GIVEN EXERCISE>
Copy out every record below, word for word.

DATA LISTING>
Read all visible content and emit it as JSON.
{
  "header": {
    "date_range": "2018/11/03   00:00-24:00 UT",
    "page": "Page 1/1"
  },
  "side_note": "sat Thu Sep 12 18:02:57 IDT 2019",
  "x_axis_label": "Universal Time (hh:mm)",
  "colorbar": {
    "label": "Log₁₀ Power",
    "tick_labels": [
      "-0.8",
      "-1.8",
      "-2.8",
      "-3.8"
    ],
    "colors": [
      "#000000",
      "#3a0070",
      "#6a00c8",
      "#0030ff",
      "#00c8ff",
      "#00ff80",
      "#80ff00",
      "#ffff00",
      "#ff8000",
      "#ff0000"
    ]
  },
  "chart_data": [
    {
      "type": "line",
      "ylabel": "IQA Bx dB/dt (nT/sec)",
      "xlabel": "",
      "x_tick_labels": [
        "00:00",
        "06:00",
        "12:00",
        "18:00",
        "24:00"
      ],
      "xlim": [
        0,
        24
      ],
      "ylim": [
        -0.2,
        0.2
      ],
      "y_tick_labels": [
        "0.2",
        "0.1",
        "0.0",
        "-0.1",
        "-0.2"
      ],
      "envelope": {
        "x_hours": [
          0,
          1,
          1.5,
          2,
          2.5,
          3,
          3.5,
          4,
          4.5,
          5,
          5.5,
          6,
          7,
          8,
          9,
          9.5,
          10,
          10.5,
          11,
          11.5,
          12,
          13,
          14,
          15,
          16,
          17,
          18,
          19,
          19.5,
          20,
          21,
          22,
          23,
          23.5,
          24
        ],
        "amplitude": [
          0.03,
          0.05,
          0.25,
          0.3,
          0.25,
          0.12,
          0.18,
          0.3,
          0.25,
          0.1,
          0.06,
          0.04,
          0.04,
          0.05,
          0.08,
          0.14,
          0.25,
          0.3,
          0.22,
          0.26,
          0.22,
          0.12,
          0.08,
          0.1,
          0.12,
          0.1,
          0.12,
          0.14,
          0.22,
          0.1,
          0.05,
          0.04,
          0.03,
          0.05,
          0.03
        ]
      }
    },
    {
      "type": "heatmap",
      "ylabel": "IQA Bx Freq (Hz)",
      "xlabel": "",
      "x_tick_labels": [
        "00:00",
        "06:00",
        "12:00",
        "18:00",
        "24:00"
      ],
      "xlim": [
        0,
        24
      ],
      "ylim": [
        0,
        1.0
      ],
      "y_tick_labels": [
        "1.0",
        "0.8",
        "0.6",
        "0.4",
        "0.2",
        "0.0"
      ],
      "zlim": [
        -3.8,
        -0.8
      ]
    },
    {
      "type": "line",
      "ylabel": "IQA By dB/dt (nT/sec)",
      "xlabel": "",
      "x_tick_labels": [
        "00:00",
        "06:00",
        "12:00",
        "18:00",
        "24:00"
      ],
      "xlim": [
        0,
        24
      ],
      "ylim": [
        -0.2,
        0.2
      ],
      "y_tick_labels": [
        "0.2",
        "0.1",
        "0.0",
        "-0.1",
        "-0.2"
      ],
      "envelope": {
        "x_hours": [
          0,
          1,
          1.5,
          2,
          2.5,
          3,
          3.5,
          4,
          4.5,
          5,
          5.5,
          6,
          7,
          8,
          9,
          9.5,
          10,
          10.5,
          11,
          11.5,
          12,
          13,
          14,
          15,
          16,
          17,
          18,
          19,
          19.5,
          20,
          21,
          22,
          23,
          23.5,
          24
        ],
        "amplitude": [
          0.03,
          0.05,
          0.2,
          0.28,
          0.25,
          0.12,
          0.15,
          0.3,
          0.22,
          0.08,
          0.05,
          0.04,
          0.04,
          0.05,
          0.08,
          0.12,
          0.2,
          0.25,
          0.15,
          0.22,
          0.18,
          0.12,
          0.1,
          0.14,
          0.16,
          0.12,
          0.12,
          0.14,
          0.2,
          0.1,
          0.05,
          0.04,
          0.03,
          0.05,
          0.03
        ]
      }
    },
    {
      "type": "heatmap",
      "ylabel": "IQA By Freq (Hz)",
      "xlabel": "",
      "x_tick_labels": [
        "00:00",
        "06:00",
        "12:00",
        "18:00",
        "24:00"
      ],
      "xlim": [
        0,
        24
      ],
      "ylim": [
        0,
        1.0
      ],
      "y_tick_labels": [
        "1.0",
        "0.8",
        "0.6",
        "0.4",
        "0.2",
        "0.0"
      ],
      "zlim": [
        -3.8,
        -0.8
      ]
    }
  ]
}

RESPONSE TO THIS EXERCISE>
Read all visible content and emit it as JSON.
{
  "header": {
    "date_range": "2018/11/03   00:00-24:00 UT",
    "page": "Page 1/1"
  },
  "side_note": "sat Thu Sep 12 18:02:57 IDT 2019",
  "x_axis_label": "Universal Time (hh:mm)",
  "colorbar": {
    "label": "Log₁₀ Power",
    "tick_labels": [
      "-0.8",
      "-1.8",
      "-2.8",
      "-3.8"
    ],
    "colors": [
      "#000000",
      "#3a0070",
      "#6a00c8",
      "#0030ff",
      "#00c8ff",
      "#00ff80",
      "#80ff00",
      "#ffff00",
      "#ff8000",
      "#ff0000"
    ]
  },
  "chart_data": [
    {
      "type": "line",
      "ylabel": "IQA Bx dB/dt (nT/sec)",
      "xlabel": "",
      "x_tick_labels": [
        "00:00",
        "06:00",
        "12:00",
        "18:00",
        "24:00"
      ],
      "xlim": [
        0,
        24
      ],
      "ylim": [
        -0.2,
        0.2
      ],
      "y_tick_labels": [
        "0.2",
        "0.1",
        "0.0",
        "-0.1",
        "-0.2"
      ],
      "envelope": {
        "x_hours": [
          0,
          1,
          1.5,
          2,
          2.5,
          3,
          3.5,
          4,
          4.5,
          5,
          5.5,
          6,
          7,
          8,
          9,
          9.5,
          10,
          10.5,
          11,
          11.5,
          12,
          13,
          14,
          15,
          16,
          17,
          18,
          19,
          19.5,
          20,
          21,
          22,
          23,
          23.5,
          24
        ],
        "amplitude": [
          0.03,
          0.05,
          0.25,
          0.3,
          0.25,
          0.12,
          0.18,
          0.3,
          0.25,
          0.1,
          0.06,
          0.04,
          0.04,
          0.05,
          0.08,
          0.14,
          0.25,
          0.3,
          0.22,
          0.26,
          0.22,
          0.12,
          0.08,
          0.1,
          0.12,
          0.1,
          0.12,
          0.14,
          0.22,
          0.1,
          0.05,
          0.04,
          0.03,
          0.05,
          0.03
        ]
      }
    },
    {
      "type": "heatmap",
      "ylabel": "IQA Bx Freq (Hz)",
      "xlabel": "",
      "x_tick_labels": [
        "00:00",
        "06:00",
        "12:00",
        "18:00",
        "24:00"
      ],
      "xlim": [
        0,
        24
      ],
      "ylim": [
        0,
        1.0
      ],
      "y_tick_labels": [
        "1.0",
        "0.8",
        "0.6",
        "0.4",
        "0.2",
        "0.0"
      ],
      "zlim": [
        -3.8,
        -0.8
      ]
    },
    {
      "type": "line",
      "ylabel": "IQA By dB/dt (nT/sec)",
      "xlabel": "",
      "x_tick_labels": [
        "00:00",
        "06:00",
        "12:00",
        "18:00",
        "24:00"
      ],
      "xlim": [
        0,
        24
      ],
      "ylim": [
        -0.2,
        0.2
      ],
      "y_tick_labels": [
        "0.2",
        "0.1",
        "0.0",
        "-0.1",
        "-0.2"
      ],
      "envelope": {
        "x_hours": [
          0,
          1,
          1.5,
          2,
          2.5,
          3,
          3.5,
          4,
          4.5,
          5,
          5.5,
          6,
          7,
          8,
          9,
          9.5,
          10,
          10.5,
          11,
          11.5,
          12,
          13,
          14,
          15,
          16,
          17,
          18,
          19,
          19.5,
          20,
          21,
          22,
          23,
          23.5,
          24
        ],
        "amplitude": [
          0.03,
          0.05,
          0.2,
          0.28,
          0.25,
          0.12,
          0.15,
          0.3,
          0.22,
          0.08,
          0.05,
          0.04,
          0.04,
          0.05,
          0.08,
          0.12,
          0.2,
          0.25,
          0.15,
          0.22,
          0.18,
          0.12,
          0.1,
          0.14,
          0.16,
          0.12,
          0.12,
          0.14,
          0.2,
          0.1,
          0.05,
          0.04,
          0.03,
          0.05,
          0.03
        ]
      }
    },
    {
      "type": "heatmap",
      "ylabel": "IQA By Freq (Hz)",
      "xlabel": "",
      "x_tick_labels": [
        "00:00",
        "06:00",
        "12:00",
        "18:00",
        "24:00"
      ],
      "xlim": [
        0,
        24
      ],
      "ylim": [
        0,
        1.0
      ],
      "y_tick_labels": [
        "1.0",
        "0.8",
        "0.6",
        "0.4",
        "0.2",
        "0.0"
      ],
      "zlim": [
        -3.8,
        -0.8
      ]
    }
  ]
}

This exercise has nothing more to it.